(A run of records)
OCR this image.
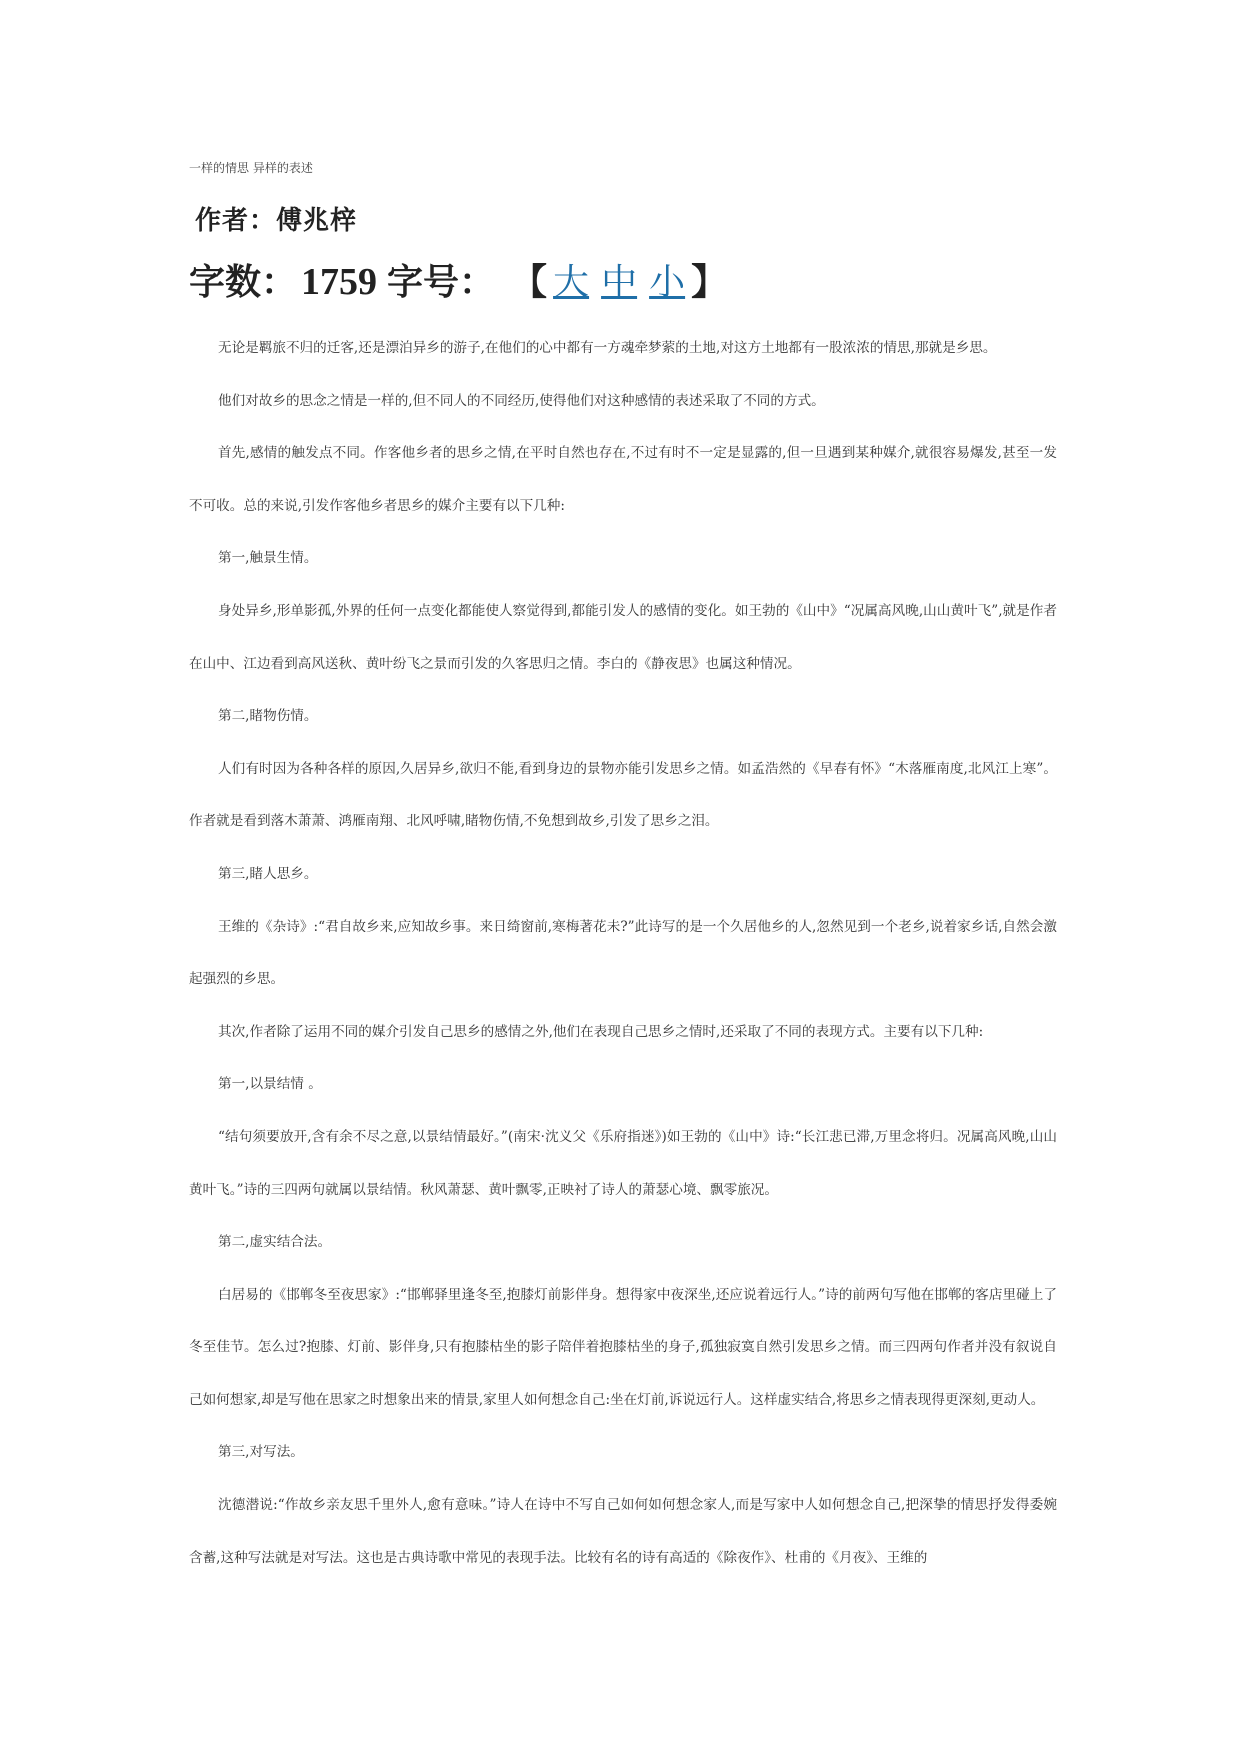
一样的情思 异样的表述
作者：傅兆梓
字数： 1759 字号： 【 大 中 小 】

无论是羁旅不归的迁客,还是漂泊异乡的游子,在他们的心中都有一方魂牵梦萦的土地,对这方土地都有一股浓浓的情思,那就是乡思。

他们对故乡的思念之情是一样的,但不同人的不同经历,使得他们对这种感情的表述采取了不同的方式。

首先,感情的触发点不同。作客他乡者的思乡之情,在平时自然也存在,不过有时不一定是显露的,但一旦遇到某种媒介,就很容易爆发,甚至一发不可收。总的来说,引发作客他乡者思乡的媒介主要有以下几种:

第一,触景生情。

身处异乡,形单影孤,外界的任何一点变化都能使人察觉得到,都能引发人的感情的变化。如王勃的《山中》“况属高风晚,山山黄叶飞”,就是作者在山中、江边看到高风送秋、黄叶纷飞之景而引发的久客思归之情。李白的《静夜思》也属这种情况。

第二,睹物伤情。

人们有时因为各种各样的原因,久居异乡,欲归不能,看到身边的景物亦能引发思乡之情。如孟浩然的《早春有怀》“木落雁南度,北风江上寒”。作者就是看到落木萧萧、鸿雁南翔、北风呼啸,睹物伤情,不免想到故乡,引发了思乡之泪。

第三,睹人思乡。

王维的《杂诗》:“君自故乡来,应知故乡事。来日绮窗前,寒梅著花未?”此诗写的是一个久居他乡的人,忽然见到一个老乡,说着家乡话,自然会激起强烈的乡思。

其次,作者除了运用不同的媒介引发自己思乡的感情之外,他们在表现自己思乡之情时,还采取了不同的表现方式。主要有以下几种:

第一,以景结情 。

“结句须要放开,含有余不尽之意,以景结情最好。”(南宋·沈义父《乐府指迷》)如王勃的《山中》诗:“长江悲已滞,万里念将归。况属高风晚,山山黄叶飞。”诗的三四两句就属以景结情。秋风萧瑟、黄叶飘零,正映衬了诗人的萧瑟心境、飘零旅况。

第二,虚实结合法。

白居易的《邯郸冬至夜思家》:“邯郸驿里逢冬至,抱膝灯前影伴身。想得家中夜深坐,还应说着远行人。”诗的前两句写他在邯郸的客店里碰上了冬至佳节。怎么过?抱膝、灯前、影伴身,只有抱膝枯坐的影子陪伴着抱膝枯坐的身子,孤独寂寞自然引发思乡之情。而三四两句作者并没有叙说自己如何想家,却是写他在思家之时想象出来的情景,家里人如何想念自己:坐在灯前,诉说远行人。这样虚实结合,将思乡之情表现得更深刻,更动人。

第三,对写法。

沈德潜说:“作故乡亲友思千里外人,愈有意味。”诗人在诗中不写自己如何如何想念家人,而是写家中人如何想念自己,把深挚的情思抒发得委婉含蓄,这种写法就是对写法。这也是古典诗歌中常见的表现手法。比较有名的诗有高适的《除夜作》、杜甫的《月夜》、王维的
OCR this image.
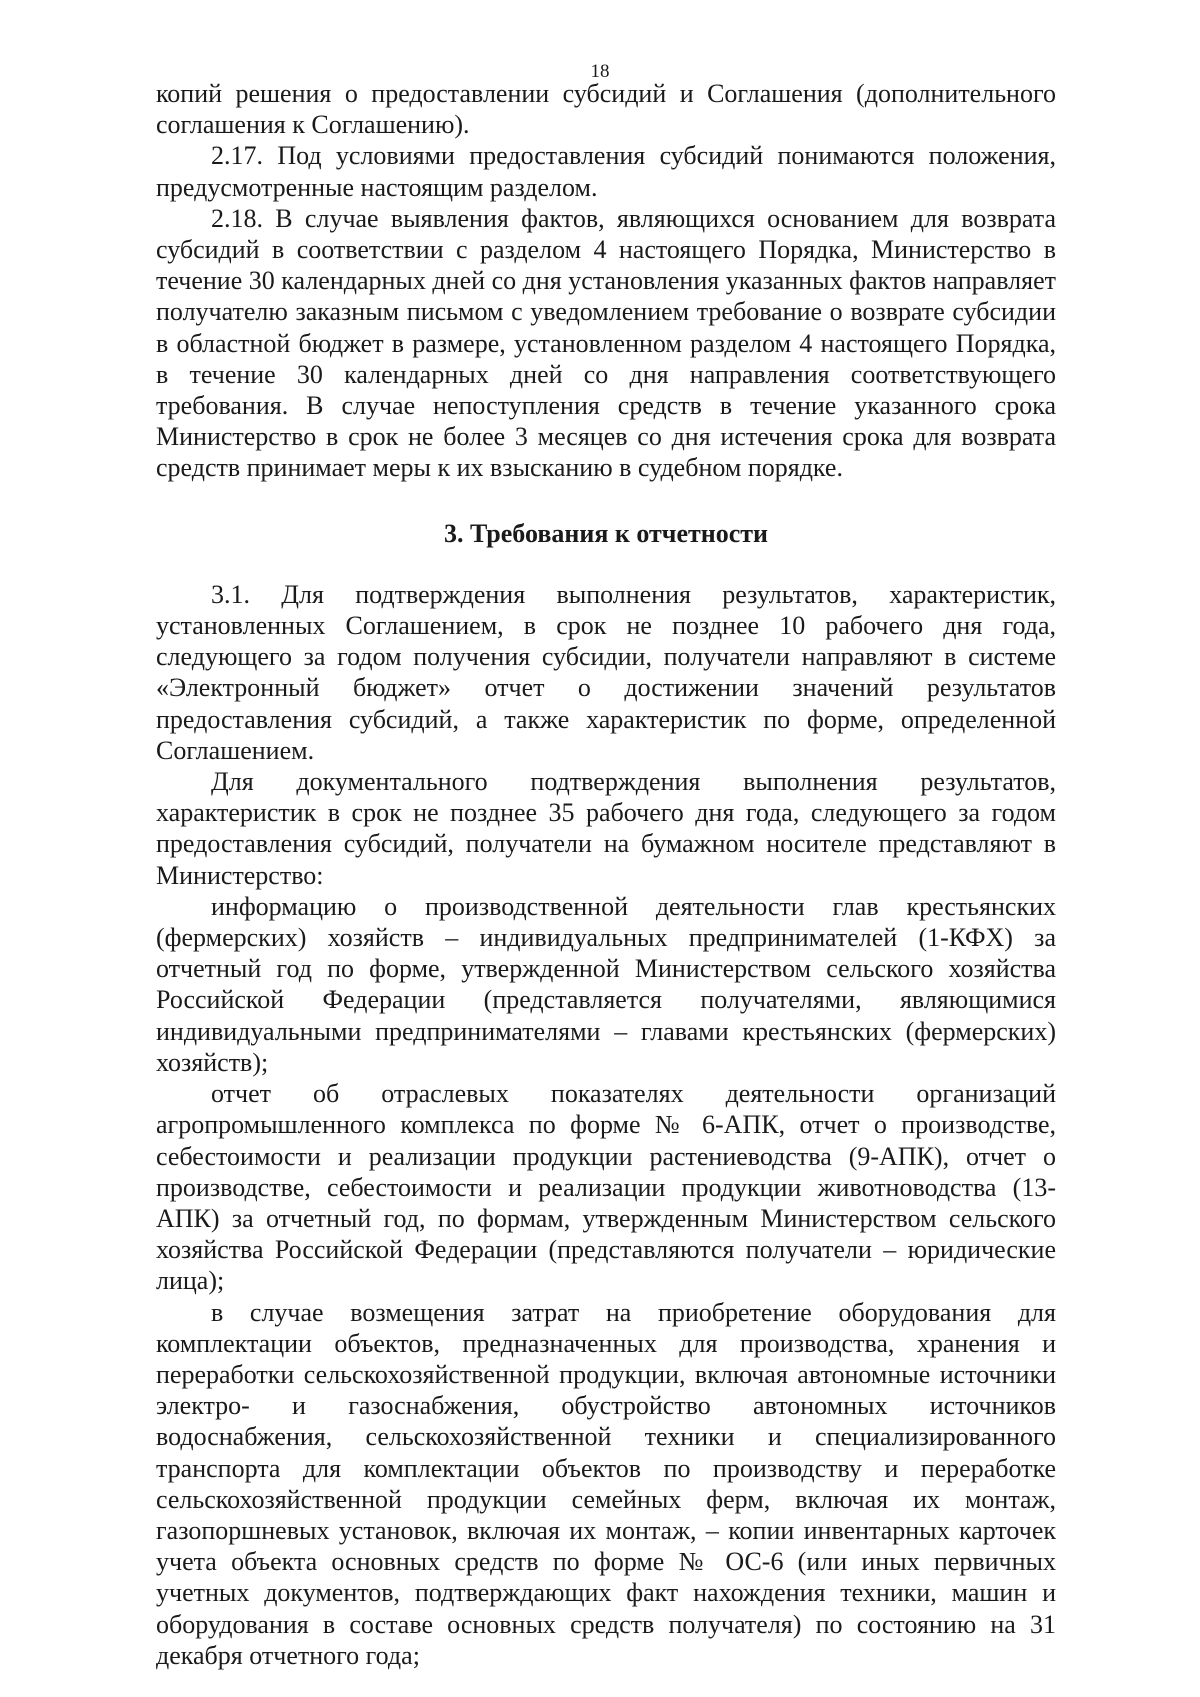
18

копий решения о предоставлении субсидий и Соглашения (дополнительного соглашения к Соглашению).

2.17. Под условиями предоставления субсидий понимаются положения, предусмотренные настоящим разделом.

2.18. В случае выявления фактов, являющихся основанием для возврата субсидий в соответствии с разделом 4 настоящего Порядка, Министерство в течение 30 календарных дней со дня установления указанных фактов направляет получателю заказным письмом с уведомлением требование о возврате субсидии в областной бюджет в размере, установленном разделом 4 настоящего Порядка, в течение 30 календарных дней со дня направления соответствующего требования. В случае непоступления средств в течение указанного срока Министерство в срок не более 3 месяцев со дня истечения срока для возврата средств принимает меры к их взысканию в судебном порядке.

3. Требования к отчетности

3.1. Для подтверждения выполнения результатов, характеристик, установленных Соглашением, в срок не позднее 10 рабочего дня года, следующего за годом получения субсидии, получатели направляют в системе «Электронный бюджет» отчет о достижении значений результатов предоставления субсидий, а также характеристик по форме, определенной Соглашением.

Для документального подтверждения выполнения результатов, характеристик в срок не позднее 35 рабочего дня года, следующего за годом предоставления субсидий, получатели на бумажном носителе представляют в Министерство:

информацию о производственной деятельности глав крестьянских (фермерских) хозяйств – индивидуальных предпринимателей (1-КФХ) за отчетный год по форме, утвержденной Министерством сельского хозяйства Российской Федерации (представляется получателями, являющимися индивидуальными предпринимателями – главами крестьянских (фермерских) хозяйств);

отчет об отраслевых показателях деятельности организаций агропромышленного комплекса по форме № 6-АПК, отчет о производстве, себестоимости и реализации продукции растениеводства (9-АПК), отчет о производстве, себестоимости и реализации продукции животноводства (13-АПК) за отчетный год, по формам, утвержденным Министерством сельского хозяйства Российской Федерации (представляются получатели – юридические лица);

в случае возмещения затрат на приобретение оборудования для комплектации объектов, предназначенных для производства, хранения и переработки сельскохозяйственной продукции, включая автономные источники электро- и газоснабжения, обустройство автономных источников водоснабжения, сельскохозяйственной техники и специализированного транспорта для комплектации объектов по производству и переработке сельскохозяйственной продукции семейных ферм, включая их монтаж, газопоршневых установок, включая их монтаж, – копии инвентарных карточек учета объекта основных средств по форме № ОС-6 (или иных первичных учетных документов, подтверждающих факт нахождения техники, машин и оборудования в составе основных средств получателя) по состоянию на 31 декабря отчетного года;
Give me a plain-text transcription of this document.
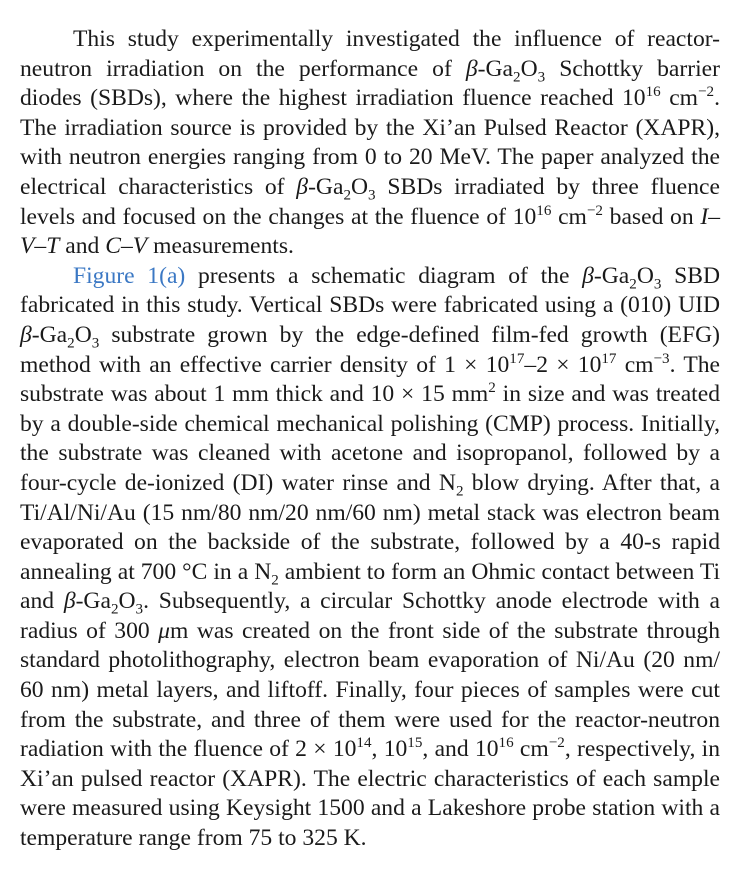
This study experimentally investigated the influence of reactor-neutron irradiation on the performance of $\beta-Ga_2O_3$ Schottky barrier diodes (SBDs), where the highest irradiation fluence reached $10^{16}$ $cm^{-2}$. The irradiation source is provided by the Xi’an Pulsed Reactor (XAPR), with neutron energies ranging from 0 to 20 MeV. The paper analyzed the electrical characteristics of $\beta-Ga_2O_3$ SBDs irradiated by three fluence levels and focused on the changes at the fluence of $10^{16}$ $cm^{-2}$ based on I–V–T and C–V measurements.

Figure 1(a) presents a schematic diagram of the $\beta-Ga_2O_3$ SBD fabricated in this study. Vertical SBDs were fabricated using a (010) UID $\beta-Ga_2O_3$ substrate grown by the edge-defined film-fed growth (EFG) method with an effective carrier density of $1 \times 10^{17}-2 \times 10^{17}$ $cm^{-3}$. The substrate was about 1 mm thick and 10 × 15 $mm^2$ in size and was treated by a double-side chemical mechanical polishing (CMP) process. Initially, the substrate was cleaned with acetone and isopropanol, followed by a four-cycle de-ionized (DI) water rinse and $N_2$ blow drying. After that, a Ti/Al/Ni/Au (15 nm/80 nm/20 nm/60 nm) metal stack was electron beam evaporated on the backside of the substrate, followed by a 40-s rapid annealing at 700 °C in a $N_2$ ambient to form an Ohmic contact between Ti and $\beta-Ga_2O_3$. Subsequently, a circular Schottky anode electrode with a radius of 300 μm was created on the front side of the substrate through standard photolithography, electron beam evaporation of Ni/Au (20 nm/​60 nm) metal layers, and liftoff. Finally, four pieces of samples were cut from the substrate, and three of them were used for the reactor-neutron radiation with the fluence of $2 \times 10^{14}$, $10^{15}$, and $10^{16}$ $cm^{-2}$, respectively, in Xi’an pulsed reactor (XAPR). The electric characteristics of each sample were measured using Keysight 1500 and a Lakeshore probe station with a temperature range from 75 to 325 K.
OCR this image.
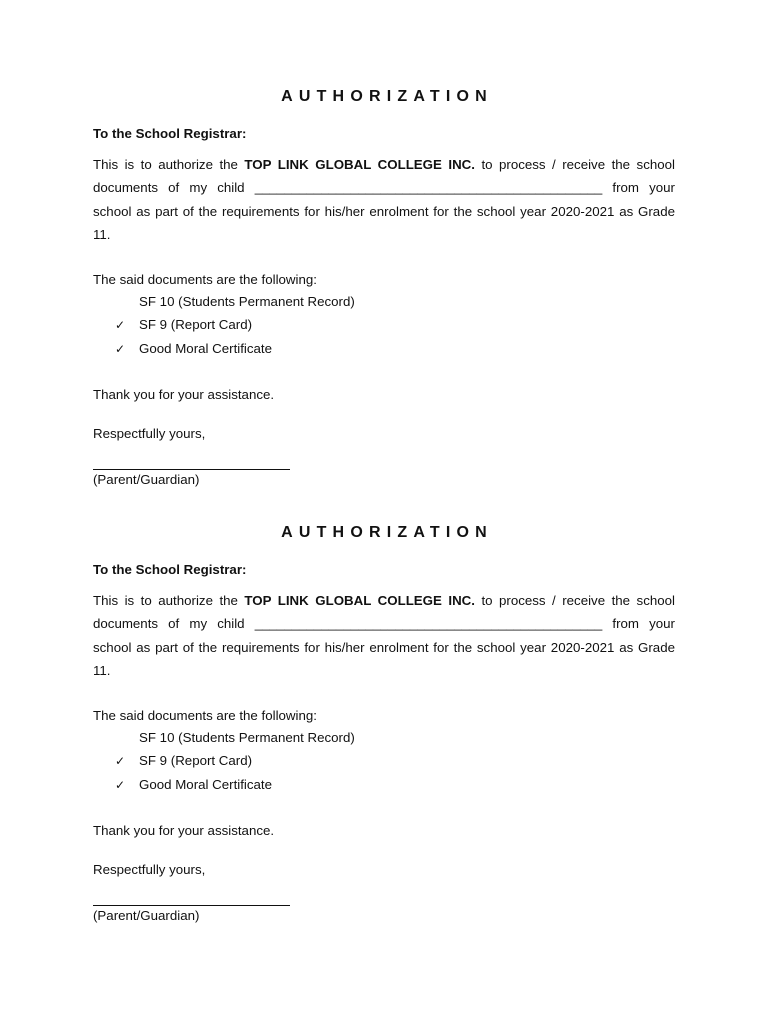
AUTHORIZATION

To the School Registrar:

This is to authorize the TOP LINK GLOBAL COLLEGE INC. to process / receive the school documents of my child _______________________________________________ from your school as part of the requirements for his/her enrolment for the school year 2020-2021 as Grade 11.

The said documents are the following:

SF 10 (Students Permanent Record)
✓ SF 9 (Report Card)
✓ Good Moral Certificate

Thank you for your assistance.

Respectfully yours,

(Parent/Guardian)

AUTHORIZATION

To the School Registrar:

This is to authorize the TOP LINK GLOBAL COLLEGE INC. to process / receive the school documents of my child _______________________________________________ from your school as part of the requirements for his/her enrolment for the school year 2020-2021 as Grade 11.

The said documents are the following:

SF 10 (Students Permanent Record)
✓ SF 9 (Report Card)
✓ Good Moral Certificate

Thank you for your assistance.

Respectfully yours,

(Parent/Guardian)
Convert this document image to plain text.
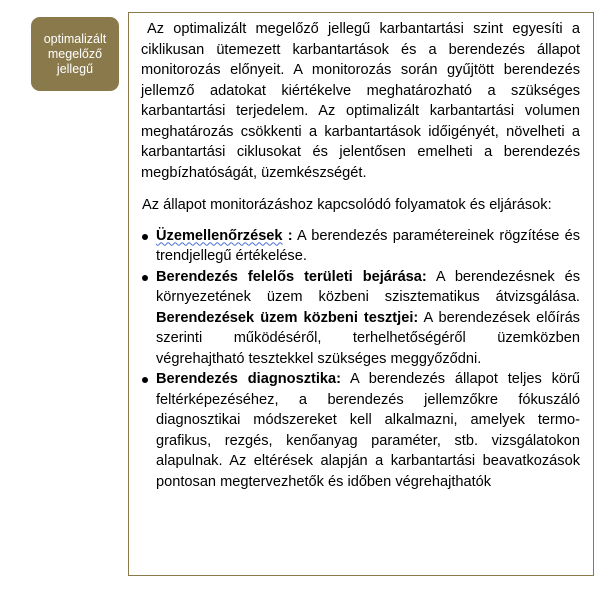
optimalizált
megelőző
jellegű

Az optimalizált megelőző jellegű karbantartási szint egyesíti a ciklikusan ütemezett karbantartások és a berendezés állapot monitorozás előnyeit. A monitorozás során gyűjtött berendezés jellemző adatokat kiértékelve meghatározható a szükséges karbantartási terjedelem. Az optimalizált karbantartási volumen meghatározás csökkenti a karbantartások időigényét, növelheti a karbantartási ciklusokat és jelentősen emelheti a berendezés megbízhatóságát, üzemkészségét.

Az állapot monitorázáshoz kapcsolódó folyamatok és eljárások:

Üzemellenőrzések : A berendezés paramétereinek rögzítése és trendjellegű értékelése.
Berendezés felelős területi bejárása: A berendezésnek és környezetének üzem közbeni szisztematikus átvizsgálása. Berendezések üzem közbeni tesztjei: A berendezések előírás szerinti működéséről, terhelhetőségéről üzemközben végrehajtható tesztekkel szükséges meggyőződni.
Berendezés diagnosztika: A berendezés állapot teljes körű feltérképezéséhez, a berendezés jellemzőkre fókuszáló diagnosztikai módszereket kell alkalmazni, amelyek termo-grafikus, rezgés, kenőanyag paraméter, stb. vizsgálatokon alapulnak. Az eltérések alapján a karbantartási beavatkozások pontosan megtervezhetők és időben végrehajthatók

• Exercise objective:
Find and count the lines of the data that include the string "megelőző", and report that figure by itself.

• Response to this exercise:
2